• Short exercise:
Pull out every line below containing the word "title".

** START **

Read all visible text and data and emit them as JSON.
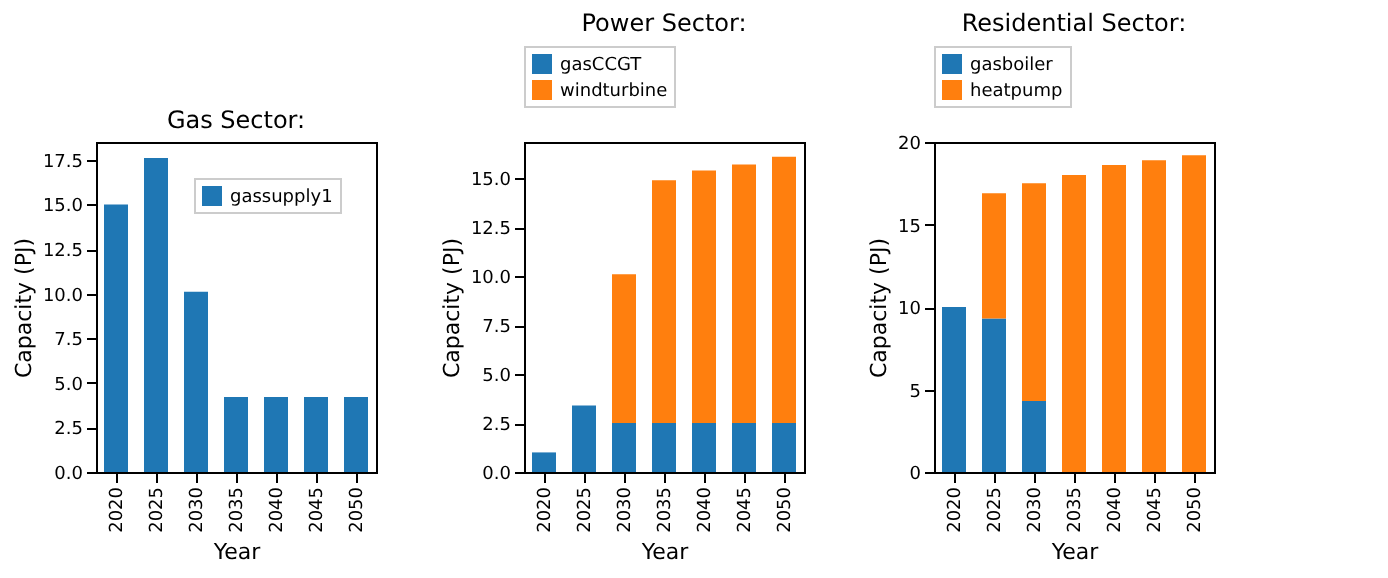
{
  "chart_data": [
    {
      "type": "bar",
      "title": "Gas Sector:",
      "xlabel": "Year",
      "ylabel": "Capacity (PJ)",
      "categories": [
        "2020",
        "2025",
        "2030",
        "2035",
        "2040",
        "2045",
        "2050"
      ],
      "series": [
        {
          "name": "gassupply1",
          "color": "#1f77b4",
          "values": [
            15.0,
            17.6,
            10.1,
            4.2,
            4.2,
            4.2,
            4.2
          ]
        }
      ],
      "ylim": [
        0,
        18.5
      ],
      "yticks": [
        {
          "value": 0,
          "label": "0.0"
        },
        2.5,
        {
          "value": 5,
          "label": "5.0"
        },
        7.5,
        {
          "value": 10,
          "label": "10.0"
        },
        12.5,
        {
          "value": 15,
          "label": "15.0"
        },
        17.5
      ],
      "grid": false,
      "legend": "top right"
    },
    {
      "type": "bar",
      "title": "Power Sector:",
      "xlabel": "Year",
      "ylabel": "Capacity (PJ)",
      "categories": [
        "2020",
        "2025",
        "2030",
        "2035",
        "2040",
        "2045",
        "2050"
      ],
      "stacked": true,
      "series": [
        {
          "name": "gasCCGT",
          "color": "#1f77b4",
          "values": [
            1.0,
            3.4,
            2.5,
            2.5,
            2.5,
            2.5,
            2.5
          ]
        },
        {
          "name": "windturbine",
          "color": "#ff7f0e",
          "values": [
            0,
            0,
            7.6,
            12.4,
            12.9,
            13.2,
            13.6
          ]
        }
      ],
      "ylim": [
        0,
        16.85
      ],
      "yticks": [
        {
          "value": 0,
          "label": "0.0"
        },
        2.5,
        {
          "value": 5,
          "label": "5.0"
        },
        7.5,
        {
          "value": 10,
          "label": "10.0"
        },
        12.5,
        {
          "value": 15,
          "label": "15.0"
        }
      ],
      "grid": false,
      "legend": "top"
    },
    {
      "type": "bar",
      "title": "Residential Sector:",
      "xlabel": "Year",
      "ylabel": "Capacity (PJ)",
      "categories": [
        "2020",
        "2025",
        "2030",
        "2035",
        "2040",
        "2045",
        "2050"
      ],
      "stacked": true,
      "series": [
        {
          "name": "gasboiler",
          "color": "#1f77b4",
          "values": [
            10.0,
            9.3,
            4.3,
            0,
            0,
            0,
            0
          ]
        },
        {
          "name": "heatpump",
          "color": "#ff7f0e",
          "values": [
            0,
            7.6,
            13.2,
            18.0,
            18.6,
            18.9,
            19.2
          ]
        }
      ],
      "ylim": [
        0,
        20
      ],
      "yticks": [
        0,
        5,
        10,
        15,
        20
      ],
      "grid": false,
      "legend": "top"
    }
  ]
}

** END **
** START **

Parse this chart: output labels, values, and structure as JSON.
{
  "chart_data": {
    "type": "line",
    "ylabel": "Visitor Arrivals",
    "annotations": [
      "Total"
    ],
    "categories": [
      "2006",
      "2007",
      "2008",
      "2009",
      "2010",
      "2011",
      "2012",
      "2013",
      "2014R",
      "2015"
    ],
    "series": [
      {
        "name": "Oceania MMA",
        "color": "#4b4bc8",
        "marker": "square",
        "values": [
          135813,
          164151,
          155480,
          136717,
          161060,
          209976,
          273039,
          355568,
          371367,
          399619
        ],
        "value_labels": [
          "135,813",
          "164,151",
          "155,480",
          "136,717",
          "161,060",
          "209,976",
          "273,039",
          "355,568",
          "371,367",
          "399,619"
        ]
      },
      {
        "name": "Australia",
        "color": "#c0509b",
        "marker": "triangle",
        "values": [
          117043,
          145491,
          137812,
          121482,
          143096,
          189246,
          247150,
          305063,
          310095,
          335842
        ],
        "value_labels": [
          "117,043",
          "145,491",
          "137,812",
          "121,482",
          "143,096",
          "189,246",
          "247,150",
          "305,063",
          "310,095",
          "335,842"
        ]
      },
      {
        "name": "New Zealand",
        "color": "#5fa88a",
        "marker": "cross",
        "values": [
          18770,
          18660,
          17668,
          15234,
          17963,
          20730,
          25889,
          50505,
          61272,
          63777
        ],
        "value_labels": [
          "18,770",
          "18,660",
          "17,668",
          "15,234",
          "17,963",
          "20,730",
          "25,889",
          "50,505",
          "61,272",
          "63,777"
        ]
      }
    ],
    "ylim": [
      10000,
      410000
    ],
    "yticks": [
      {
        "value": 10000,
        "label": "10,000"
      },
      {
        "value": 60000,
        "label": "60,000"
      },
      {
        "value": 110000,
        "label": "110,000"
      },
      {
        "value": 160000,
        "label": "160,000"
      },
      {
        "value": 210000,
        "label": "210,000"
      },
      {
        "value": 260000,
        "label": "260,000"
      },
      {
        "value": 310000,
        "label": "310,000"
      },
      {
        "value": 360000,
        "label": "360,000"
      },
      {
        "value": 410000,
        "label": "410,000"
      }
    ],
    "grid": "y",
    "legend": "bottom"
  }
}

** END **

• Completed exercise:
      "title": "Gas Sector:",
      "title": "Power Sector:",
      "title": "Residential Sector:",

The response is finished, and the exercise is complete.